### Exercise description
Starting at the line that contains "Output a JSON", write out every line through the last one in the records below, word for word. Leave out any pictures.

-------- Listed entries

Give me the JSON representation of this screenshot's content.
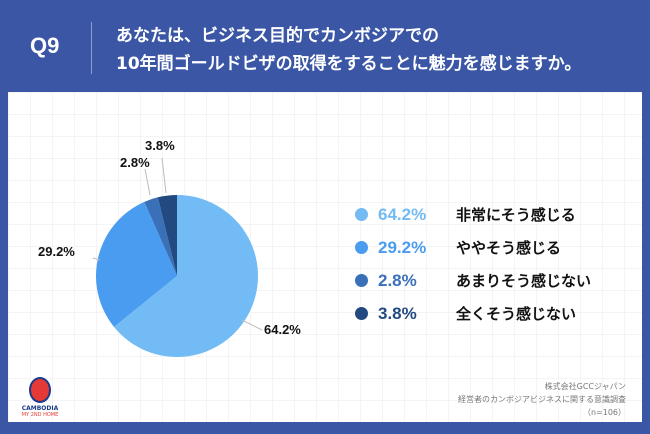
{
  "header": {
    "question_no": "Q9",
    "title_line1": "あなたは、ビジネス目的でカンボジアでの",
    "title_line2": "10年間ゴールドビザの取得をすることに魅力を感じますか。"
  },
  "colors": {
    "background": "#3a56a5",
    "slice1": "#72bbf5",
    "slice2": "#4a9cf0",
    "slice3": "#3a70b8",
    "slice4": "#224a80"
  },
  "legend": [
    {
      "pct": "64.2%",
      "label": "非常にそう感じる",
      "color": "#72bbf5"
    },
    {
      "pct": "29.2%",
      "label": "ややそう感じる",
      "color": "#4a9cf0"
    },
    {
      "pct": "2.8%",
      "label": "あまりそう感じない",
      "color": "#3a70b8"
    },
    {
      "pct": "3.8%",
      "label": "全くそう感じない",
      "color": "#224a80"
    }
  ],
  "pie_labels": {
    "s1": "64.2%",
    "s2": "29.2%",
    "s3": "2.8%",
    "s4": "3.8%"
  },
  "logo": {
    "line1": "CAMBODIA",
    "line2": "MY 2ND HOME"
  },
  "source": {
    "line1": "株式会社GCCジャパン",
    "line2": "経営者のカンボジアビジネスに関する意識調査",
    "line3": "（n=106）"
  },
  "chart_data": {
    "type": "pie",
    "title": "あなたは、ビジネス目的でカンボジアでの10年間ゴールドビザの取得をすることに魅力を感じますか。",
    "categories": [
      "非常にそう感じる",
      "ややそう感じる",
      "あまりそう感じない",
      "全くそう感じない"
    ],
    "values": [
      64.2,
      29.2,
      2.8,
      3.8
    ],
    "unit": "%",
    "n": 106,
    "legend_position": "right",
    "start_angle": "12 o'clock, clockwise"
  }
}
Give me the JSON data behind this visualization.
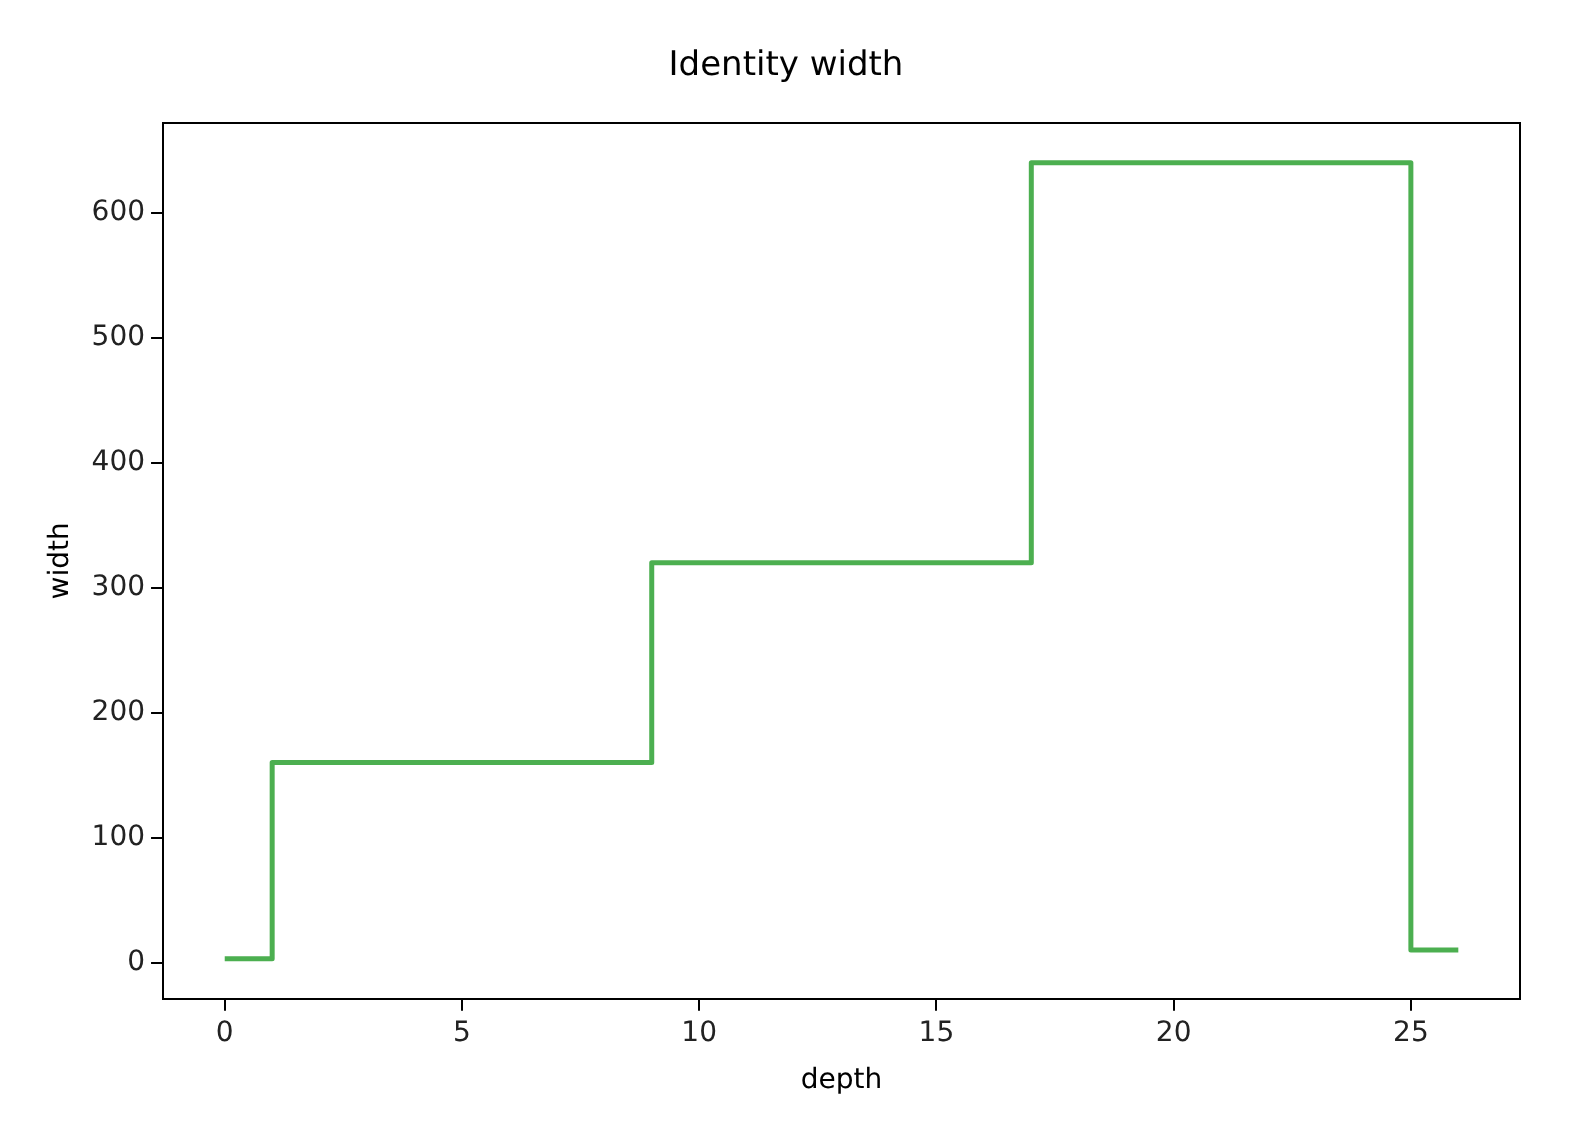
{
  "chart_data": {
    "type": "step",
    "title": "Identity width",
    "xlabel": "depth",
    "ylabel": "width",
    "x": [
      0,
      1,
      9,
      17,
      25,
      26
    ],
    "series": [
      {
        "color": "#4caf50",
        "values": [
          3,
          160,
          320,
          640,
          10,
          10
        ]
      }
    ],
    "xlim": [
      -1.3,
      27.3
    ],
    "xticks": [
      0,
      5,
      10,
      15,
      20,
      25
    ],
    "ylim": [
      -29,
      672
    ],
    "yticks": [
      0,
      100,
      200,
      300,
      400,
      500,
      600
    ],
    "grid": false,
    "legend": false
  }
}
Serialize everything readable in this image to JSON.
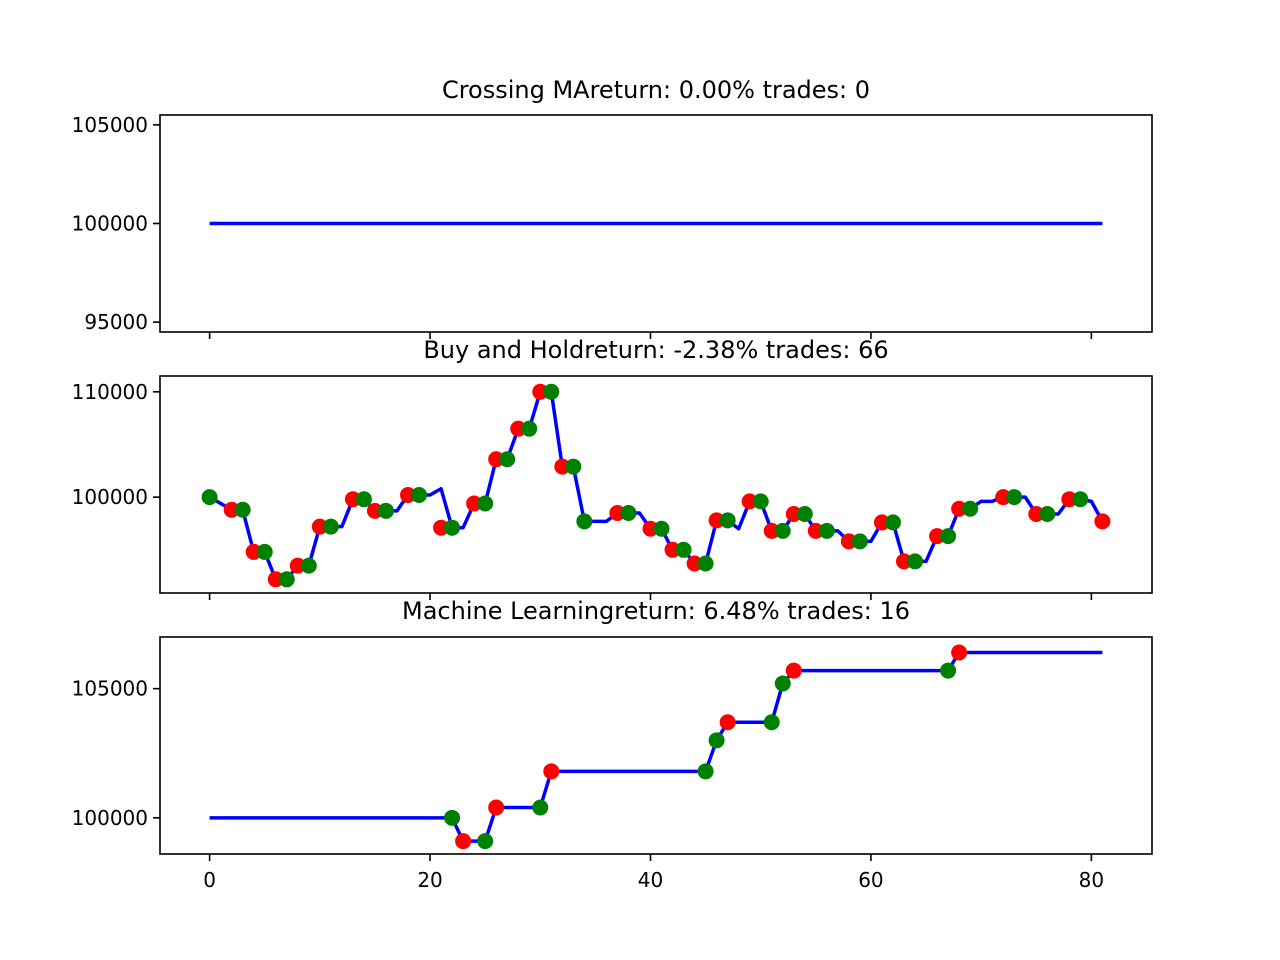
{
  "chart_data": [
    {
      "type": "line",
      "title": "Crossing MAreturn: 0.00% trades: 0",
      "ylim": [
        94500,
        105500
      ],
      "yticks": [
        95000,
        100000,
        105000
      ],
      "ytick_labels": [
        "95000",
        "100000",
        "105000"
      ],
      "xlim": [
        -4.5,
        85.5
      ],
      "x_tick_labels_shown": false,
      "series": [
        {
          "line_color": "#0000ff",
          "x": [
            0,
            81
          ],
          "y": [
            100000,
            100000
          ]
        }
      ],
      "markers": []
    },
    {
      "type": "line",
      "title": "Buy and Holdreturn: -2.38% trades: 66",
      "ylim": [
        90900,
        111500
      ],
      "yticks": [
        100000,
        110000
      ],
      "ytick_labels": [
        "100000",
        "110000"
      ],
      "xlim": [
        -4.5,
        85.5
      ],
      "x_tick_labels_shown": false,
      "series": [
        {
          "line_color": "#0000ff",
          "x": [
            0,
            2,
            3,
            4,
            5,
            6,
            7,
            8,
            9,
            10,
            11,
            12,
            13,
            14,
            15,
            16,
            17,
            18,
            19,
            20,
            21,
            22,
            23,
            24,
            25,
            26,
            27,
            28,
            29,
            30,
            31,
            32,
            33,
            34,
            35,
            36,
            37,
            38,
            39,
            40,
            41,
            42,
            43,
            44,
            45,
            46,
            47,
            48,
            49,
            50,
            51,
            52,
            53,
            54,
            55,
            56,
            57,
            58,
            59,
            60,
            61,
            62,
            63,
            64,
            65,
            66,
            67,
            68,
            69,
            70,
            71,
            72,
            73,
            74,
            75,
            76,
            77,
            78,
            79,
            80,
            81
          ],
          "y": [
            100000,
            98800,
            98800,
            94800,
            94800,
            92200,
            92200,
            93500,
            93500,
            97200,
            97200,
            97200,
            99800,
            99800,
            98700,
            98700,
            98700,
            100200,
            100200,
            100200,
            100800,
            97100,
            97100,
            99400,
            99400,
            103600,
            103600,
            106500,
            106500,
            110000,
            110000,
            102900,
            102900,
            97700,
            97700,
            97700,
            98500,
            98500,
            98500,
            97000,
            97000,
            95000,
            95000,
            93700,
            93700,
            97800,
            97800,
            97000,
            99600,
            99600,
            96800,
            96800,
            98400,
            98400,
            96800,
            96800,
            96800,
            95800,
            95800,
            95800,
            97600,
            97600,
            93900,
            93900,
            93900,
            96300,
            96300,
            98900,
            98900,
            99600,
            99600,
            100000,
            100000,
            100000,
            98400,
            98400,
            98400,
            99800,
            99800,
            99600,
            97700
          ]
        }
      ],
      "markers": [
        {
          "color": "#ff0000",
          "x": [
            2,
            4,
            6,
            8,
            10,
            13,
            15,
            18,
            21,
            24,
            26,
            28,
            30,
            32,
            37,
            40,
            42,
            44,
            46,
            49,
            51,
            53,
            55,
            58,
            61,
            63,
            66,
            68,
            72,
            75,
            78,
            81
          ],
          "y": [
            98800,
            94800,
            92200,
            93500,
            97200,
            99800,
            98700,
            100200,
            97100,
            99400,
            103600,
            106500,
            110000,
            102900,
            98500,
            97000,
            95000,
            93700,
            97800,
            99600,
            96800,
            98400,
            96800,
            95800,
            97600,
            93900,
            96300,
            98900,
            100000,
            98400,
            99800,
            97700
          ]
        },
        {
          "color": "#008000",
          "x": [
            0,
            3,
            5,
            7,
            9,
            11,
            14,
            16,
            19,
            22,
            25,
            27,
            29,
            31,
            33,
            34,
            38,
            41,
            43,
            45,
            47,
            50,
            52,
            54,
            56,
            59,
            62,
            64,
            67,
            69,
            73,
            76,
            79
          ],
          "y": [
            100000,
            98800,
            94800,
            92200,
            93500,
            97200,
            99800,
            98700,
            100200,
            97100,
            99400,
            103600,
            106500,
            110000,
            102900,
            97700,
            98500,
            97000,
            95000,
            93700,
            97800,
            99600,
            96800,
            98400,
            96800,
            95800,
            97600,
            93900,
            96300,
            98900,
            100000,
            98400,
            99800
          ]
        }
      ]
    },
    {
      "type": "line",
      "title": "Machine Learningreturn: 6.48% trades: 16",
      "ylim": [
        98600,
        107000
      ],
      "yticks": [
        100000,
        105000
      ],
      "ytick_labels": [
        "100000",
        "105000"
      ],
      "xlim": [
        -4.5,
        85.5
      ],
      "xticks": [
        0,
        20,
        40,
        60,
        80
      ],
      "xtick_labels": [
        "0",
        "20",
        "40",
        "60",
        "80"
      ],
      "x_tick_labels_shown": true,
      "series": [
        {
          "line_color": "#0000ff",
          "x": [
            0,
            22,
            23,
            24,
            25,
            26,
            27,
            28,
            29,
            30,
            31,
            32,
            33,
            34,
            35,
            36,
            37,
            38,
            39,
            40,
            41,
            42,
            43,
            44,
            45,
            46,
            47,
            48,
            49,
            50,
            51,
            52,
            53,
            54,
            55,
            56,
            57,
            58,
            59,
            60,
            61,
            62,
            63,
            64,
            65,
            66,
            67,
            68,
            81
          ],
          "y": [
            100000,
            100000,
            99100,
            99100,
            99100,
            100400,
            100400,
            100400,
            100400,
            100400,
            101800,
            101800,
            101800,
            101800,
            101800,
            101800,
            101800,
            101800,
            101800,
            101800,
            101800,
            101800,
            101800,
            101800,
            101800,
            103000,
            103700,
            103700,
            103700,
            103700,
            103700,
            105200,
            105700,
            105700,
            105700,
            105700,
            105700,
            105700,
            105700,
            105700,
            105700,
            105700,
            105700,
            105700,
            105700,
            105700,
            105700,
            106400,
            106400
          ]
        }
      ],
      "markers": [
        {
          "color": "#ff0000",
          "x": [
            23,
            26,
            31,
            47,
            53,
            68
          ],
          "y": [
            99100,
            100400,
            101800,
            103700,
            105700,
            106400
          ]
        },
        {
          "color": "#008000",
          "x": [
            22,
            25,
            30,
            45,
            46,
            51,
            52,
            67
          ],
          "y": [
            100000,
            99100,
            100400,
            101800,
            103000,
            103700,
            105200,
            105700
          ]
        }
      ]
    }
  ]
}
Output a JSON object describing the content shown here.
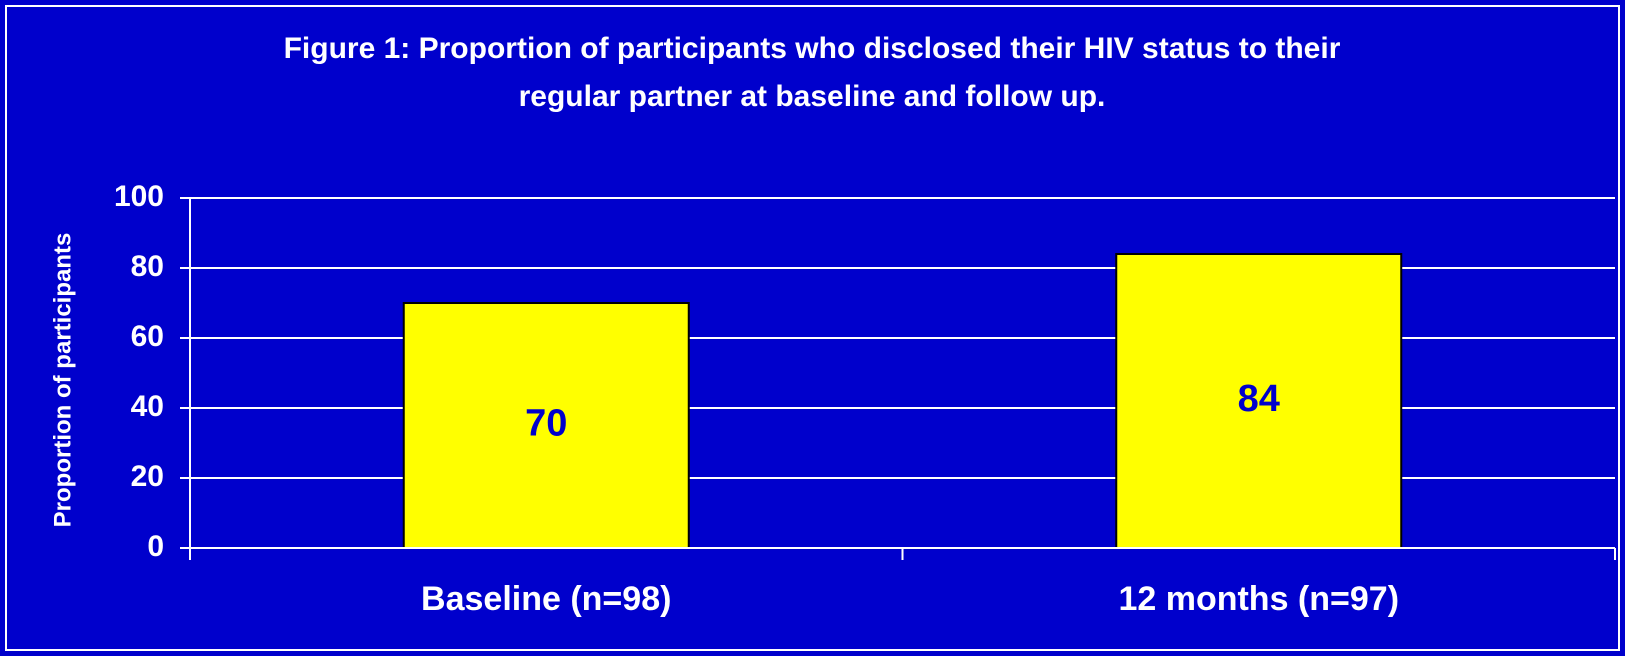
{
  "chart_data": {
    "type": "bar",
    "title": [
      "Figure 1: Proportion of participants who disclosed their HIV status to their",
      "regular partner at baseline and follow up."
    ],
    "y_label": "Proportion of participants",
    "categories": [
      "Baseline (n=98)",
      "12 months (n=97)"
    ],
    "values": [
      70,
      84
    ],
    "color": "#ffff00",
    "ylim": [
      0,
      100
    ],
    "yticks": [
      0,
      20,
      40,
      60,
      80,
      100
    ],
    "grid": true
  }
}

----------------

### Result for this task
Output a JSON object describing the content shown here.
{
  "chart_data": {
    "type": "bar",
    "title": [
      "Figure 1: Proportion of participants who disclosed their HIV status to their",
      "regular partner at baseline and follow up."
    ],
    "y_label": "Proportion of participants",
    "categories": [
      "Baseline (n=98)",
      "12 months (n=97)"
    ],
    "values": [
      70,
      84
    ],
    "color": "#ffff00",
    "ylim": [
      0,
      100
    ],
    "yticks": [
      0,
      20,
      40,
      60,
      80,
      100
    ],
    "grid": true
  }
}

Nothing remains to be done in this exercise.